Data excerpts
════════════════

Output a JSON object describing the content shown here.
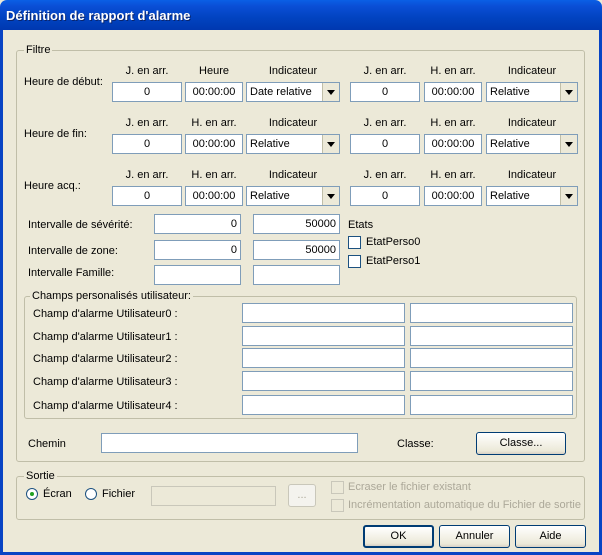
{
  "window": {
    "title": "Définition de rapport d'alarme"
  },
  "filtre": {
    "legend": "Filtre",
    "col_headers_debut": [
      "J. en arr.",
      "Heure",
      "Indicateur",
      "J. en arr.",
      "H. en arr.",
      "Indicateur"
    ],
    "col_headers": [
      "J. en arr.",
      "H. en arr.",
      "Indicateur",
      "J. en arr.",
      "H. en arr.",
      "Indicateur"
    ],
    "rows": [
      {
        "label": "Heure de début:",
        "j1": "0",
        "h1": "00:00:00",
        "ind1": "Date relative",
        "j2": "0",
        "h2": "00:00:00",
        "ind2": "Relative"
      },
      {
        "label": "Heure de fin:",
        "j1": "0",
        "h1": "00:00:00",
        "ind1": "Relative",
        "j2": "0",
        "h2": "00:00:00",
        "ind2": "Relative"
      },
      {
        "label": "Heure acq.:",
        "j1": "0",
        "h1": "00:00:00",
        "ind1": "Relative",
        "j2": "0",
        "h2": "00:00:00",
        "ind2": "Relative"
      }
    ],
    "severite": {
      "label": "Intervalle de sévérité:",
      "min": "0",
      "max": "50000"
    },
    "zone": {
      "label": "Intervalle de zone:",
      "min": "0",
      "max": "50000"
    },
    "famille": {
      "label": "Intervalle Famille:",
      "min": "",
      "max": ""
    },
    "etats": {
      "label": "Etats",
      "items": [
        "EtatPerso0",
        "EtatPerso1"
      ]
    },
    "champs": {
      "legend": "Champs personalisés utilisateur:",
      "rows": [
        {
          "label": "Champ d'alarme Utilisateur0 :",
          "v1": "",
          "v2": ""
        },
        {
          "label": "Champ d'alarme Utilisateur1 :",
          "v1": "",
          "v2": ""
        },
        {
          "label": "Champ d'alarme Utilisateur2 :",
          "v1": "",
          "v2": ""
        },
        {
          "label": "Champ d'alarme Utilisateur3 :",
          "v1": "",
          "v2": ""
        },
        {
          "label": "Champ d'alarme Utilisateur4 :",
          "v1": "",
          "v2": ""
        }
      ]
    },
    "chemin": {
      "label": "Chemin",
      "value": ""
    },
    "classe": {
      "label": "Classe:",
      "button": "Classe..."
    }
  },
  "sortie": {
    "legend": "Sortie",
    "ecran": "Écran",
    "fichier": "Fichier",
    "file_value": "",
    "browse": "...",
    "ecraser": "Ecraser le fichier existant",
    "increment": "Incrémentation automatique du Fichier de sortie"
  },
  "buttons": {
    "ok": "OK",
    "annuler": "Annuler",
    "aide": "Aide"
  }
}
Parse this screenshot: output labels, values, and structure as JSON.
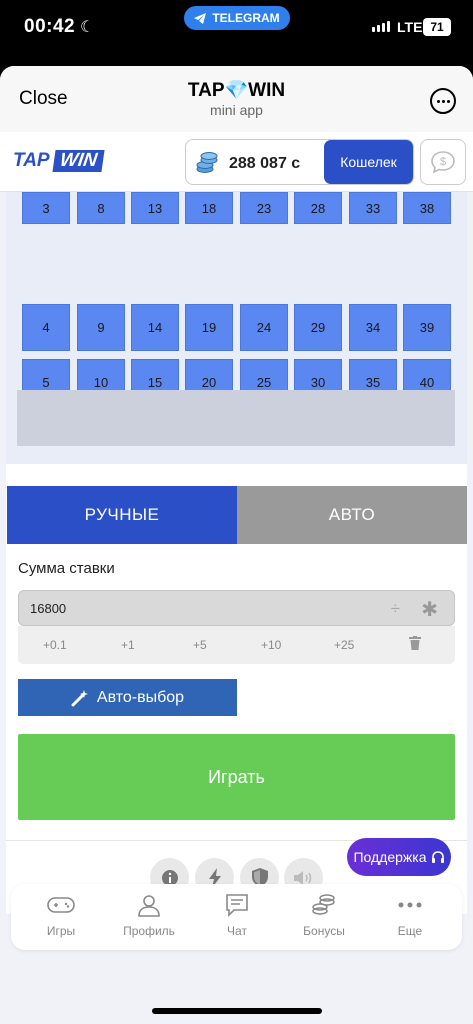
{
  "status_bar": {
    "time": "00:42",
    "telegram_label": "TELEGRAM",
    "network": "LTE",
    "battery": "71"
  },
  "mini_app_bar": {
    "close_label": "Close",
    "title": "TAP💎WIN",
    "subtitle": "mini app"
  },
  "header": {
    "logo_tap": "TAP",
    "logo_win": "WIN",
    "balance": "288 087 с",
    "wallet_label": "Кошелек"
  },
  "grid": {
    "rows": [
      [
        "3",
        "8",
        "13",
        "18",
        "23",
        "28",
        "33",
        "38"
      ],
      [
        "4",
        "9",
        "14",
        "19",
        "24",
        "29",
        "34",
        "39"
      ],
      [
        "5",
        "10",
        "15",
        "20",
        "25",
        "30",
        "35",
        "40"
      ]
    ]
  },
  "tabs": {
    "manual": "РУЧНЫЕ",
    "auto": "АВТО"
  },
  "bet": {
    "label": "Сумма ставки",
    "value": "16800",
    "divide_symbol": "÷",
    "multiply_symbol": "✱",
    "quick": [
      "+0.1",
      "+1",
      "+5",
      "+10",
      "+25"
    ]
  },
  "auto_pick_label": "Авто-выбор",
  "play_label": "Играть",
  "support_label": "Поддержка",
  "nav": [
    {
      "label": "Игры",
      "icon": "gamepad-icon"
    },
    {
      "label": "Профиль",
      "icon": "user-icon"
    },
    {
      "label": "Чат",
      "icon": "chat-icon"
    },
    {
      "label": "Бонусы",
      "icon": "coins-icon"
    },
    {
      "label": "Еще",
      "icon": "more-icon"
    }
  ],
  "colors": {
    "primary": "#2a4fc7",
    "cell": "#5b87f0",
    "play": "#66cc55",
    "inactive_tab": "#9a9a9a"
  }
}
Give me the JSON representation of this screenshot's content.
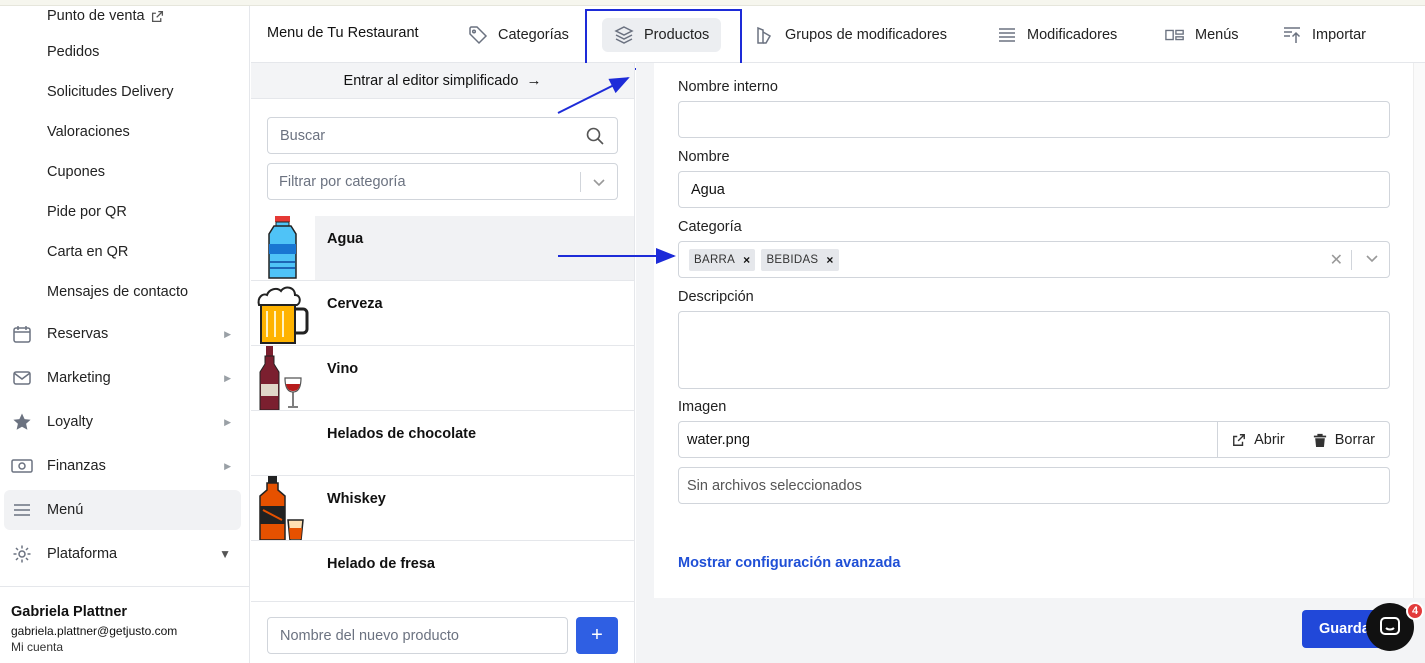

════════════════

Output the records above exactly; leave out the pictures.

Output a JSON object describing the content shown here.
{
  "window": {
    "title": "Définition de rapport d'alarme"
  },
  "filtre": {
    "legend": "Filtre",
    "col_headers_debut": [
      "J. en arr.",
      "Heure",
      "Indicateur",
      "J. en arr.",
      "H. en arr.",
      "Indicateur"
    ],
    "col_headers": [
      "J. en arr.",
      "H. en arr.",
      "Indicateur",
      "J. en arr.",
      "H. en arr.",
      "Indicateur"
    ],
    "rows": [
      {
        "label": "Heure de début:",
        "j1": "0",
        "h1": "00:00:00",
        "ind1": "Date relative",
        "j2": "0",
        "h2": "00:00:00",
        "ind2": "Relative"
      },
      {
        "label": "Heure de fin:",
        "j1": "0",
        "h1": "00:00:00",
        "ind1": "Relative",
        "j2": "0",
        "h2": "00:00:00",
        "ind2": "Relative"
      },
      {
        "label": "Heure acq.:",
        "j1": "0",
        "h1": "00:00:00",
        "ind1": "Relative",
        "j2": "0",
        "h2": "00:00:00",
        "ind2": "Relative"
      }
    ],
    "severite": {
      "label": "Intervalle de sévérité:",
      "min": "0",
      "max": "50000"
    },
    "zone": {
      "label": "Intervalle de zone:",
      "min": "0",
      "max": "50000"
    },
    "famille": {
      "label": "Intervalle Famille:",
      "min": "",
      "max": ""
    },
    "etats": {
      "label": "Etats",
      "items": [
        "EtatPerso0",
        "EtatPerso1"
      ]
    },
    "champs": {
      "legend": "Champs personalisés utilisateur:",
      "rows": [
        {
          "label": "Champ d'alarme Utilisateur0 :",
          "v1": "",
          "v2": ""
        },
        {
          "label": "Champ d'alarme Utilisateur1 :",
          "v1": "",
          "v2": ""
        },
        {
          "label": "Champ d'alarme Utilisateur2 :",
          "v1": "",
          "v2": ""
        },
        {
          "label": "Champ d'alarme Utilisateur3 :",
          "v1": "",
          "v2": ""
        },
        {
          "label": "Champ d'alarme Utilisateur4 :",
          "v1": "",
          "v2": ""
        }
      ]
    },
    "chemin": {
      "label": "Chemin",
      "value": ""
    },
    "classe": {
      "label": "Classe:",
      "button": "Classe..."
    }
  },
  "sortie": {
    "legend": "Sortie",
    "ecran": "Écran",
    "fichier": "Fichier",
    "file_value": "",
    "browse": "...",
    "ecraser": "Ecraser le fichier existant",
    "increment": "Incrémentation automatique du Fichier de sortie"
  },
  "buttons": {
    "ok": "OK",
    "annuler": "Annuler",
    "aide": "Aide"
  }
}
Parse this screenshot: output labels, values, and structure as JSON.
{
  "status_bar": {
    "time": "00:42",
    "telegram_label": "TELEGRAM",
    "network": "LTE",
    "battery": "71"
  },
  "mini_app_bar": {
    "close_label": "Close",
    "title": "TAP💎WIN",
    "subtitle": "mini app"
  },
  "header": {
    "logo_tap": "TAP",
    "logo_win": "WIN",
    "balance": "288 087 с",
    "wallet_label": "Кошелек"
  },
  "grid": {
    "rows": [
      [
        "3",
        "8",
        "13",
        "18",
        "23",
        "28",
        "33",
        "38"
      ],
      [
        "4",
        "9",
        "14",
        "19",
        "24",
        "29",
        "34",
        "39"
      ],
      [
        "5",
        "10",
        "15",
        "20",
        "25",
        "30",
        "35",
        "40"
      ]
    ]
  },
  "tabs": {
    "manual": "РУЧНЫЕ",
    "auto": "АВТО"
  },
  "bet": {
    "label": "Сумма ставки",
    "value": "16800",
    "divide_symbol": "÷",
    "multiply_symbol": "✱",
    "quick": [
      "+0.1",
      "+1",
      "+5",
      "+10",
      "+25"
    ]
  },
  "auto_pick_label": "Авто-выбор",
  "play_label": "Играть",
  "support_label": "Поддержка",
  "nav": [
    {
      "label": "Игры",
      "icon": "gamepad-icon"
    },
    {
      "label": "Профиль",
      "icon": "user-icon"
    },
    {
      "label": "Чат",
      "icon": "chat-icon"
    },
    {
      "label": "Бонусы",
      "icon": "coins-icon"
    },
    {
      "label": "Еще",
      "icon": "more-icon"
    }
  ],
  "colors": {
    "primary": "#2a4fc7",
    "cell": "#5b87f0",
    "play": "#66cc55",
    "inactive_tab": "#9a9a9a"
  }
}
Give me the JSON representation of this screenshot's content.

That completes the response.